▶ **Uraian Tugas**: Tuliskan kembali seluruh teks di bawah ini tentang Rusli Zainal dan kursi Gubernur Riau tanpa mengubah apa pun.

"Pada dasarnya, uang identik dengan senjata. Poltik hanya sebagai pemicunya…" (Mario Fuzo, The God Father, III)
MANAKALA Rusli Zainal, berhasil memutus "dinasti" militer dari kursi Gubernur Riau, 15 tahun silam, jagat politik nasional, seperti bergetar. Premis yang dikeramatkan secara turun temurun—bahwa Riau itu “rawan” dan harus dipimpin seorang militer—gugur sudah.
Inilah prosesi politik yang memakan waktu lama. Tetapi cermat dan terencana. Sang Maestro Politik ini, butuh waktu sekitar 18 tahun untuk mempersiapkan diri. Paling tidak, dilihat dari titik awal catatan buram politik regional pada Pilgubri, 2 September 1985 yang populer dengan "Noda Demokrasi".

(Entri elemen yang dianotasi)
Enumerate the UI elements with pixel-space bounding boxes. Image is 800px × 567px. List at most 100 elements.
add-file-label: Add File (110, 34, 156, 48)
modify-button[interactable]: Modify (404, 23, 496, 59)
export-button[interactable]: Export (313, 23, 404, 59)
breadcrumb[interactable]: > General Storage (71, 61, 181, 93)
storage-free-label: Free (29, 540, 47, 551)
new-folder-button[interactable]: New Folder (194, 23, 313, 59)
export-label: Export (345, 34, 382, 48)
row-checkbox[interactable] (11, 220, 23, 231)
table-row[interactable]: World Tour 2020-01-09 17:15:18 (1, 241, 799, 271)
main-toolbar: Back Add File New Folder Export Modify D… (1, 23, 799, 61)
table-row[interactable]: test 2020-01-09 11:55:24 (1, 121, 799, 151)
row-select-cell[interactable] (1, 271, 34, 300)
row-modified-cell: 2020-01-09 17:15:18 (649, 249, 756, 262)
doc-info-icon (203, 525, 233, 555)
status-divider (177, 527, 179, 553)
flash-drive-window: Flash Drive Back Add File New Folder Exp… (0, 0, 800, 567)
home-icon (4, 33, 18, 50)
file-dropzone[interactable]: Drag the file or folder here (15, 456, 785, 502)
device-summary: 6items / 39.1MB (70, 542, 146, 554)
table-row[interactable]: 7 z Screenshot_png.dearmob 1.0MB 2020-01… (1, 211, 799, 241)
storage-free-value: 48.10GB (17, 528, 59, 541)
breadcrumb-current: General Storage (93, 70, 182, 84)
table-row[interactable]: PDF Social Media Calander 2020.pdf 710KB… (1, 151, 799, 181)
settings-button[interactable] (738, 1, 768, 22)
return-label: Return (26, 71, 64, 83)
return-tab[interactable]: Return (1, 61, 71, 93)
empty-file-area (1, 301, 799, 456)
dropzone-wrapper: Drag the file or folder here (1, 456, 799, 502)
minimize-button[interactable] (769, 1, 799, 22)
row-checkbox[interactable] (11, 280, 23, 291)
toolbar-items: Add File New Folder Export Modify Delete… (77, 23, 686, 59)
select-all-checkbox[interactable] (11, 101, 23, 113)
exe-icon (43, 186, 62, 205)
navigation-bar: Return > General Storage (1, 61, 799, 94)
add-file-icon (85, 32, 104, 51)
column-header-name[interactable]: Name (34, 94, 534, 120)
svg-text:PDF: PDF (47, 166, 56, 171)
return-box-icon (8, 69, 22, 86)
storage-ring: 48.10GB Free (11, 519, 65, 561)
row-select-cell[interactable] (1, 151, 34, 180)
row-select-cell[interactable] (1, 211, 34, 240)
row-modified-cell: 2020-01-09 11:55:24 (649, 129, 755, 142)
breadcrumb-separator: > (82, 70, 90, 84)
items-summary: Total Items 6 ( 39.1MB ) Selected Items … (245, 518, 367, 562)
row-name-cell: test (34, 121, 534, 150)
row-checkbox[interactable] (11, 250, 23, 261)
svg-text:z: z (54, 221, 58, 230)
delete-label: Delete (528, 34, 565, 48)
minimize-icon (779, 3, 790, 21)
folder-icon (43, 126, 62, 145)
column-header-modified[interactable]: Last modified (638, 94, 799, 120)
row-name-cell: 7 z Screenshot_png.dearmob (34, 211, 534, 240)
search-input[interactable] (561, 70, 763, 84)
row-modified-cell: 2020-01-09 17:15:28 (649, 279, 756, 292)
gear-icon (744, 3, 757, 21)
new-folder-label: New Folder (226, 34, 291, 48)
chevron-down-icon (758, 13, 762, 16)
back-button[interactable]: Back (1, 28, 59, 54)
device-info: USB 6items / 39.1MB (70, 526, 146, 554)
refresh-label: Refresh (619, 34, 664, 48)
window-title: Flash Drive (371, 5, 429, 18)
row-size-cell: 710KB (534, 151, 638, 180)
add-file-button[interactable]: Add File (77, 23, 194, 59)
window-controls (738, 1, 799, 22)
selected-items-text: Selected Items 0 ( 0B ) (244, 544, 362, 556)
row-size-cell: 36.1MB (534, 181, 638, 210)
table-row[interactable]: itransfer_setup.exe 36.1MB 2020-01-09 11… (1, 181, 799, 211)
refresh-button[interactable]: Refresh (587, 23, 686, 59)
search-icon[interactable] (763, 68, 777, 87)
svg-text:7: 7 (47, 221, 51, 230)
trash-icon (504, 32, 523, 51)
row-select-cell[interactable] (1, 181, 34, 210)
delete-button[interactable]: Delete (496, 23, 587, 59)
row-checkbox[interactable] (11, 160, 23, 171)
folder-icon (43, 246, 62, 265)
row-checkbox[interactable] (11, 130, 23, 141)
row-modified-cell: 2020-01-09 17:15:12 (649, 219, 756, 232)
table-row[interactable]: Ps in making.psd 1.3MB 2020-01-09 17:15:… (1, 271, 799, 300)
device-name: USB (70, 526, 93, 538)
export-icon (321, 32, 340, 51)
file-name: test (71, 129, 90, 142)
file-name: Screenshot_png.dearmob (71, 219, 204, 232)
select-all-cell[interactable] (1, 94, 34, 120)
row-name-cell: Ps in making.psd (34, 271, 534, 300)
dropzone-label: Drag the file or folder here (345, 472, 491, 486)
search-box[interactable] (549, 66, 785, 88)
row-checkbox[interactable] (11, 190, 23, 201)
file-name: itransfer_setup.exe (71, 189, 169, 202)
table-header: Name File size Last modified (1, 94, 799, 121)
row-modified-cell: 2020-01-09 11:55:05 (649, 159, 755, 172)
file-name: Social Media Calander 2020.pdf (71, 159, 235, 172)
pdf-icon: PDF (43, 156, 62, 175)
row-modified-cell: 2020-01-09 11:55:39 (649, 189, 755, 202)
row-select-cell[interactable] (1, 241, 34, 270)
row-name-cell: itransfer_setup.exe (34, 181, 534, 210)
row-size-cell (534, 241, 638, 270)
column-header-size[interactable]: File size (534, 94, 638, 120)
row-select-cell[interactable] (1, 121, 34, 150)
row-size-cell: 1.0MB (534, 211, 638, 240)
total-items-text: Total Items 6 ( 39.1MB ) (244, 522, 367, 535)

▶ **Jawaban Tertulis**:
"Pada dasarnya, uang identik dengan senjata. Poltik hanya sebagai pemicunya…" (Mario Fuzo, The God Father, III)
MANAKALA Rusli Zainal, berhasil memutus "dinasti" militer dari kursi Gubernur Riau, 15 tahun silam, jagat politik nasional, seperti bergetar. Premis yang dikeramatkan secara turun temurun—bahwa Riau itu “rawan” dan harus dipimpin seorang militer—gugur sudah.
Inilah prosesi politik yang memakan waktu lama. Tetapi cermat dan terencana. Sang Maestro Politik ini, butuh waktu sekitar 18 tahun untuk mempersiapkan diri. Paling tidak, dilihat dari titik awal catatan buram politik regional pada Pilgubri, 2 September 1985 yang populer dengan "Noda Demokrasi".